◆ Do this: Identify the lines that contain the string "name", then copy each of them.
-------
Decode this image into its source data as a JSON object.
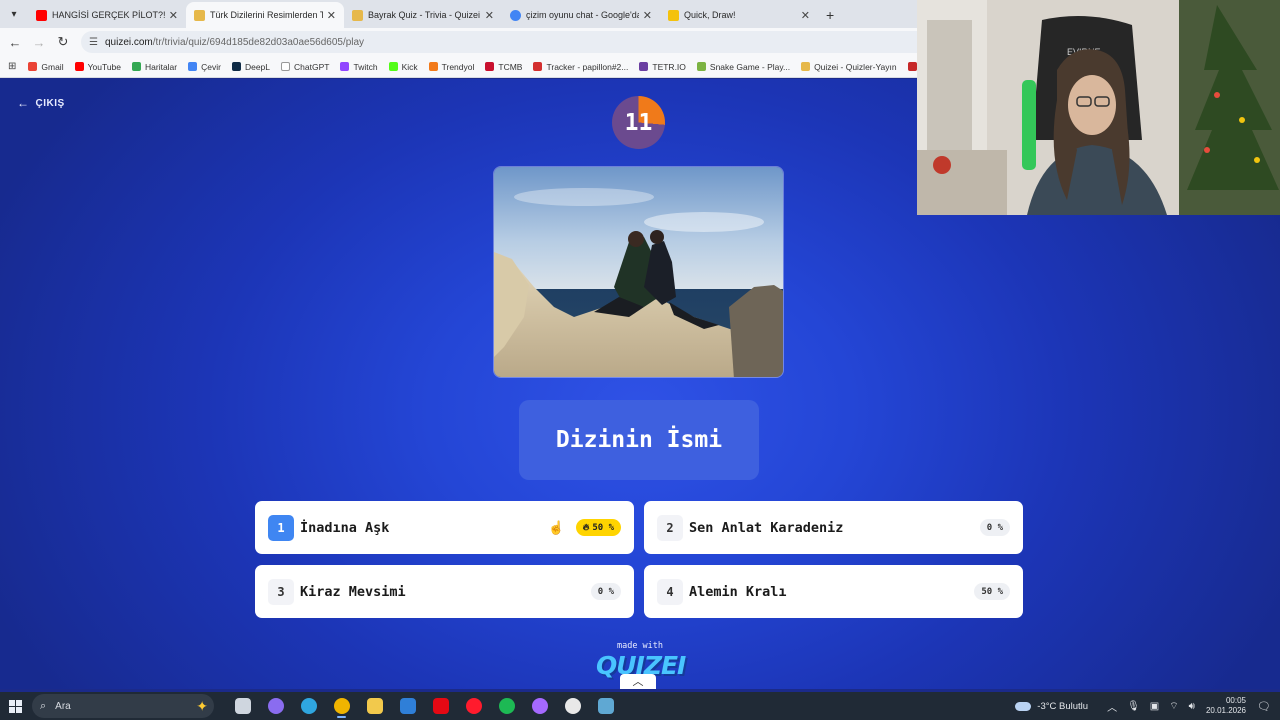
{
  "browser": {
    "tabs": [
      {
        "title": "HANGİSİ GERÇEK PİLOT?! ft. @...",
        "fav_color": "#ff0000",
        "active": false
      },
      {
        "title": "Türk Dizilerini Resimlerden Tah...",
        "fav_color": "#e6b84a",
        "active": true
      },
      {
        "title": "Bayrak Quiz - Trivia - Quizei",
        "fav_color": "#e6b84a",
        "active": false
      },
      {
        "title": "çizim oyunu chat - Google'da A...",
        "fav_color": "#4285f4",
        "active": false
      },
      {
        "title": "Quick, Draw!",
        "fav_color": "#f4c20d",
        "active": false
      }
    ],
    "url_host": "quizei.com",
    "url_path": "/tr/trivia/quiz/694d185de82d03a0ae56d605/play",
    "bookmarks": [
      {
        "label": "Gmail",
        "color": "#ea4335"
      },
      {
        "label": "YouTube",
        "color": "#ff0000"
      },
      {
        "label": "Haritalar",
        "color": "#34a853"
      },
      {
        "label": "Çevir",
        "color": "#4285f4"
      },
      {
        "label": "DeepL",
        "color": "#0f2b46"
      },
      {
        "label": "ChatGPT",
        "color": "#ffffff"
      },
      {
        "label": "Twitch",
        "color": "#9146ff"
      },
      {
        "label": "Kick",
        "color": "#53fc18"
      },
      {
        "label": "Trendyol",
        "color": "#f27a1a"
      },
      {
        "label": "TCMB",
        "color": "#c8102e"
      },
      {
        "label": "Tracker - papillon#2...",
        "color": "#d32f2f"
      },
      {
        "label": "TETR.IO",
        "color": "#6a3ea1"
      },
      {
        "label": "Snake Game - Play...",
        "color": "#7cb342"
      },
      {
        "label": "Quizei - Quizler-Yayın",
        "color": "#e6b84a"
      },
      {
        "label": "Va",
        "color": "#c62828"
      }
    ]
  },
  "quiz": {
    "exit_label": "ÇIKIŞ",
    "timer": "11",
    "question": "Dizinin İsmi",
    "answers": [
      {
        "num": "1",
        "label": "İnadına Aşk",
        "percent": "50 %",
        "selected": true,
        "hot": true
      },
      {
        "num": "2",
        "label": "Sen Anlat Karadeniz",
        "percent": "0 %",
        "selected": false,
        "hot": false
      },
      {
        "num": "3",
        "label": "Kiraz Mevsimi",
        "percent": "0 %",
        "selected": false,
        "hot": false
      },
      {
        "num": "4",
        "label": "Alemin Kralı",
        "percent": "50 %",
        "selected": false,
        "hot": false
      }
    ],
    "made_with": "made with",
    "brand": "QUIZEI"
  },
  "taskbar": {
    "search_placeholder": "Ara",
    "weather": "-3°C  Bulutlu",
    "time": "00:05",
    "date": "20.01.2026",
    "apps": [
      {
        "name": "task-view-icon",
        "color": "#cfd6df"
      },
      {
        "name": "copilot-icon",
        "color": "#8a6cf0"
      },
      {
        "name": "edge-icon",
        "color": "#2fa6e0"
      },
      {
        "name": "chrome-icon",
        "color": "#f0b400"
      },
      {
        "name": "file-explorer-icon",
        "color": "#f2c94c"
      },
      {
        "name": "mail-icon",
        "color": "#2f7fd8"
      },
      {
        "name": "netflix-icon",
        "color": "#e50914"
      },
      {
        "name": "opera-icon",
        "color": "#ff1b2d"
      },
      {
        "name": "spotify-icon",
        "color": "#1db954"
      },
      {
        "name": "obs-icon",
        "color": "#a569ff"
      },
      {
        "name": "github-desktop-icon",
        "color": "#e8e8e8"
      },
      {
        "name": "steam-icon",
        "color": "#5fa8d3"
      }
    ]
  }
}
-------
◆ Answer to the task:
        "name": "task-view-icon",
        "name": "copilot-icon",
        "name": "edge-icon",
        "name": "chrome-icon",
        "name": "file-explorer-icon",
        "name": "mail-icon",
        "name": "netflix-icon",
        "name": "opera-icon",
        "name": "spotify-icon",
        "name": "obs-icon",
        "name": "github-desktop-icon",
        "name": "steam-icon",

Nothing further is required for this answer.